━━━ Document extract

Technically, you don’t need anything to 3-bet with any two cards pre-flop. In fact, some of you nittier players might be better off just 3-betting blind as a gamble, observing what happens, and remarking, “Hey, that wasn’t so bad!”
But if you want to inject a little more strategy into your pre-flop 3-bets, we can suggest a few pieces of information you can use to find profitable spots to let loose a re-raise with a wide range.
There is a lot of information you can pick up on that will scream, “3-bet this now!” In this example, we’re going to look at three key nuggets:
- Our table image
- Opponent betting frequencies
- Opponent bet sizing
This hand example is taken from the PRO video Fighting for Pots at $1/$2 by James “SplitSuit Sweeney”. We’ve excerpted a clip so you can watch the hand play out, and hear straight from the coach why these three pieces of information are critical in influencing our decision to 3-bet pre-flop with almost any two cards:
Exploit Your Table Image
Players at $1/$2 are often coming from the tighter end of the spectrum. The player in this example certainly was. It’s a mistake to just sit on that tight table image and not do anything with it. And in poker, if players expect you to do one thing, often times you should do the opposite. If the whole table is respecting your pre-flop raises as QQ+ and AK, you can then start raising Ax suited and suited connector type hands until that respect goes away. And there is often so little 3-betting pre-flop at $1/$2, you’ll get even more respect for representing a premium hand. You get the added bonus of knowing your opponent is likely holding a strong hand if they do decide to call your 3-bet.
When you exploit your table image, remember that it changes. In the example above, it’s easy to imagine tighter player starting to call your open-raises and 3-bets if they start to come out at an unreasonably high frequency. And that’s when you exploit your table image yet again, and tighten up to snap them off with a premium hand that they think you’re just fooling around with.
Exploit Opponent Betting Frequencies
Your opponents at $1/$2 and other low-stakes games are not often “balancing their range”. They’re betting and raising with good to great hands. Conversely, they overfold to aggression, because they tend not to be “sticky” and will not call multiple barrels unless they have the best of it.
You can and must exploit these frequencies by open-raising and 3-betting more pre-flop. Otherwise you are leaving money on the table. These low stakes games are full of players that just want to see a flop and make a hand. If you make it too expensive for them to see a flop with a marginal hand, they will fold. If they don’t hit the flop, they will usually fold to your c-bet. If they do call your c-bet, they will often fold to the turn. Nothing is universal in poker, and there are certainly players at $1/$2 who are sophisticated enough to understand all of this. But these types of unbalanced frequencies are quite common if you stop and take a close look at how your opponents are playing.
Exploit Opponent Bet Sizing
Low-stakes players will often telegraph the strength of their hand through their bet sizing. While more sophisticated players know to keep bet sizes consistent (or at least unpredictable) to disguise hand strength, less studied players often follow the common-sense idea, “The better the hand, the bigger the bet.”

━━━━━━
━━━ Listed records

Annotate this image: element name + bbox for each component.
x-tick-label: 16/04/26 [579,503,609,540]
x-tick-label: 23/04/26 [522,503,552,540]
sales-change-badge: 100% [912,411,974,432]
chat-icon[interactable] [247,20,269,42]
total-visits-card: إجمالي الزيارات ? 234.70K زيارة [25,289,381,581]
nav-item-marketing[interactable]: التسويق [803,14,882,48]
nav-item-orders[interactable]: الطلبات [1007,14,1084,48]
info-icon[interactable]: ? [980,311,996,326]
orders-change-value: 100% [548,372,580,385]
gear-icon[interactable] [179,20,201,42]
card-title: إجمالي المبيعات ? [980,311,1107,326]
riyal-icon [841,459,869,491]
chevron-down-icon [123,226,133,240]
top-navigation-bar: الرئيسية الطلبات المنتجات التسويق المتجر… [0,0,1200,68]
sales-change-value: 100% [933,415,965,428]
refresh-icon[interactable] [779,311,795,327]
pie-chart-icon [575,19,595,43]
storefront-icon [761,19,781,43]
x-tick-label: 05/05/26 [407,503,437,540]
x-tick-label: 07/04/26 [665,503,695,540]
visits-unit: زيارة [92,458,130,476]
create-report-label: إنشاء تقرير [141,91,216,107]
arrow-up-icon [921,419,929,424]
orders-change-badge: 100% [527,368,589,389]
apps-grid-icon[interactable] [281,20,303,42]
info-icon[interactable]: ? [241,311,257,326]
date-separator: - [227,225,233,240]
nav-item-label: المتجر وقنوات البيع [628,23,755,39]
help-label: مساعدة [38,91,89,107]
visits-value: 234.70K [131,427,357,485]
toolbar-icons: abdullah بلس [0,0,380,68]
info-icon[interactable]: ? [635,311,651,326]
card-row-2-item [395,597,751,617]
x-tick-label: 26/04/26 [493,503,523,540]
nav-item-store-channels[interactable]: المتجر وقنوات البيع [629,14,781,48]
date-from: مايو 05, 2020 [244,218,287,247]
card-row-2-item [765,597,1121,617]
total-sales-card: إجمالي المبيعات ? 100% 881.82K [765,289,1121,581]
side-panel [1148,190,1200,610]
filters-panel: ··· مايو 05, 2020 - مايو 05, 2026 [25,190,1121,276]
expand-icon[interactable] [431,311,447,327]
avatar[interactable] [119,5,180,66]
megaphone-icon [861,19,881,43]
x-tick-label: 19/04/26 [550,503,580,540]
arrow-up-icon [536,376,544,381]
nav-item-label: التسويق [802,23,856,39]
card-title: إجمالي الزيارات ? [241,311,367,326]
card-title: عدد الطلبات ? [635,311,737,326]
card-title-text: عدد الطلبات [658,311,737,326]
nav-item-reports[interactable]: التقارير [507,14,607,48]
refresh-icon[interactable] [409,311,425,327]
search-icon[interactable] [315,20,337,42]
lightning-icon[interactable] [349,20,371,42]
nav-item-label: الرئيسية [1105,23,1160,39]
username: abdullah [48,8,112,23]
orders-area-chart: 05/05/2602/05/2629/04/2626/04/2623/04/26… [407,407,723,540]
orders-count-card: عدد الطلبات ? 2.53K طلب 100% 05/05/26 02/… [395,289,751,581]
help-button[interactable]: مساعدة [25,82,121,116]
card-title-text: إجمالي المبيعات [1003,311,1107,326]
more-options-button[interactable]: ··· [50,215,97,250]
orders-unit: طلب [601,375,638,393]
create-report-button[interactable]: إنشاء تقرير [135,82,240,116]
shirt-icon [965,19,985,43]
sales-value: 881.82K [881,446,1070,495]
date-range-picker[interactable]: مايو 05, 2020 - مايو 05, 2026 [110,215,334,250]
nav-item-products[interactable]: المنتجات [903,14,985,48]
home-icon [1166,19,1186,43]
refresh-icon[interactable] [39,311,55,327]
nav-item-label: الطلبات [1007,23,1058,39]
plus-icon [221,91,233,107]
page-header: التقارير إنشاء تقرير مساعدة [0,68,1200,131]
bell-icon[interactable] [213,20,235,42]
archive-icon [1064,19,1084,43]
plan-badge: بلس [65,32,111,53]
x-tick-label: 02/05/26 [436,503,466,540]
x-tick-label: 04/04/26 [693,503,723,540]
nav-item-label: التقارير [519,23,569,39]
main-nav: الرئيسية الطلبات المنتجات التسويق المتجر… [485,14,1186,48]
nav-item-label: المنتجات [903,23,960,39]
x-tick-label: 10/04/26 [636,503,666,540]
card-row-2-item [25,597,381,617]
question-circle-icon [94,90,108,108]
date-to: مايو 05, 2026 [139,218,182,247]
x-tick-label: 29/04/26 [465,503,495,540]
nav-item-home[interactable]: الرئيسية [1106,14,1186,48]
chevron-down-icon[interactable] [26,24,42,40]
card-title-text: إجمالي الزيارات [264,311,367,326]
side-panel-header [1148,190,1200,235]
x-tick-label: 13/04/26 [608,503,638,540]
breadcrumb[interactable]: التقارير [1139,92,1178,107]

━━━━━━

Task requirements:
(a) Please answer these questions about the poker 3-betting article, labeling each answer the same way:
(i) Which three pieces of information does the article examine?
(ii) How do low-stakes opponents tend to respond to aggression?
(iii) What common-sense idea about bet sizing do less studied players follow?
(b) Can you write the next part of the poker 3-betting article, picking up after its final sentence?

Task-by-task outputs:
(a)
(i) Our table image, opponent betting frequencies, and opponent bet sizing.
(ii) They overfold to it.
(iii) "The better the hand, the bigger the bet."

(b)
Of course, common sense does not apply here. When someone in a $1/$2 game raises to $15 pre-flop and shows down aces, then raises to $8 on a following hand, their smaller raise probably indicates a weaker hand. KQ perhaps? AJ? Pocket nines? These are classic, “I’m strong, but not super-strong” hands that unstudied players feel uncomfortable committing large amounts pre-flop to.
More than anything in this example, this weaker bet screams, “3-bet me!”
You are going to have to make a sizable bet, but based on the information we have, we know that we are likely to get folds if we 3-bet. At worst, we’re probably playing a 3-bet pot in position vs. someone with a good but not great hand. If those left to act are not usually getting out of line and blowing up our plan, the time is now to execute project 3-bet light.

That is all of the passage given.